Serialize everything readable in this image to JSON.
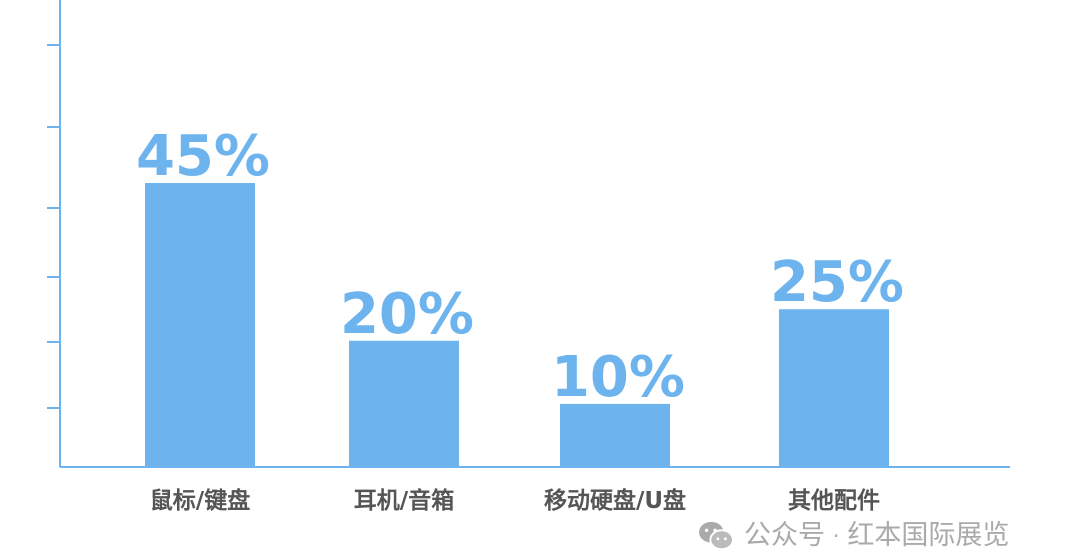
{
  "chart_data": {
    "type": "bar",
    "title": "",
    "xlabel": "",
    "ylabel": "",
    "categories": [
      "鼠标/键盘",
      "耳机/音箱",
      "移动硬盘/U盘",
      "其他配件"
    ],
    "values": [
      45,
      20,
      10,
      25
    ],
    "data_labels": [
      "45%",
      "20%",
      "10%",
      "25%"
    ],
    "ylim": [
      0,
      74
    ],
    "grid": false,
    "y_tick_labels_shown": false,
    "bar_color": "#6db4ee",
    "axis_color": "#6db4ee",
    "category_label_color": "#555555"
  },
  "watermark": {
    "icon": "wechat-icon",
    "prefix": "公众号",
    "separator": "·",
    "name": "红本国际展览"
  }
}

• **What to work on**: Reproduce every record above exactly, omitting the pictures.

• **Output for this exercise**:
Serialize everything readable in this image to JSON.
{
  "chart_data": {
    "type": "bar",
    "title": "",
    "xlabel": "",
    "ylabel": "",
    "categories": [
      "鼠标/键盘",
      "耳机/音箱",
      "移动硬盘/U盘",
      "其他配件"
    ],
    "values": [
      45,
      20,
      10,
      25
    ],
    "data_labels": [
      "45%",
      "20%",
      "10%",
      "25%"
    ],
    "ylim": [
      0,
      74
    ],
    "grid": false,
    "y_tick_labels_shown": false,
    "bar_color": "#6db4ee",
    "axis_color": "#6db4ee",
    "category_label_color": "#555555"
  },
  "watermark": {
    "icon": "wechat-icon",
    "prefix": "公众号",
    "separator": "·",
    "name": "红本国际展览"
  }
}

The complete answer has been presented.